--- Start of Provided material ---

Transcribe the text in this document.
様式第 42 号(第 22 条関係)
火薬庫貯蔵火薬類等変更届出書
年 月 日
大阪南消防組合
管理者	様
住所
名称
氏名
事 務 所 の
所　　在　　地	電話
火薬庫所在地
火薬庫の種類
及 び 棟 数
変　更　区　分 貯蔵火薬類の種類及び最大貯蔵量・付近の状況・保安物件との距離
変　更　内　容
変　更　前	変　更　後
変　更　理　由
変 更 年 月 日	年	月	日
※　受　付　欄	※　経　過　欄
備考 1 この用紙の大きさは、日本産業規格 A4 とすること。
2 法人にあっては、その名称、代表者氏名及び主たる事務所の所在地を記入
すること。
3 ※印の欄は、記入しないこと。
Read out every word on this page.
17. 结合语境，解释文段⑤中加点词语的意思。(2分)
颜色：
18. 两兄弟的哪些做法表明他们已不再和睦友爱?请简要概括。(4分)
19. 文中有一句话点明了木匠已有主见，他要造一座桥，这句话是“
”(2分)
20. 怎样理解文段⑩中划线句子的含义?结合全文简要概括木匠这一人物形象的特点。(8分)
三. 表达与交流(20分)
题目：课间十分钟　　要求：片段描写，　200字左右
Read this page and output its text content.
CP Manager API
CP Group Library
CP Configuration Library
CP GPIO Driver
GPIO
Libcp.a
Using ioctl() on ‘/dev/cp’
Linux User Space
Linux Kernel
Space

--- End of Provided material ---

● **Exercise brief**:
Copy all lines from the entries that contain the word "Library".

● **Result for this task**:
CP Group Library
CP Configuration Library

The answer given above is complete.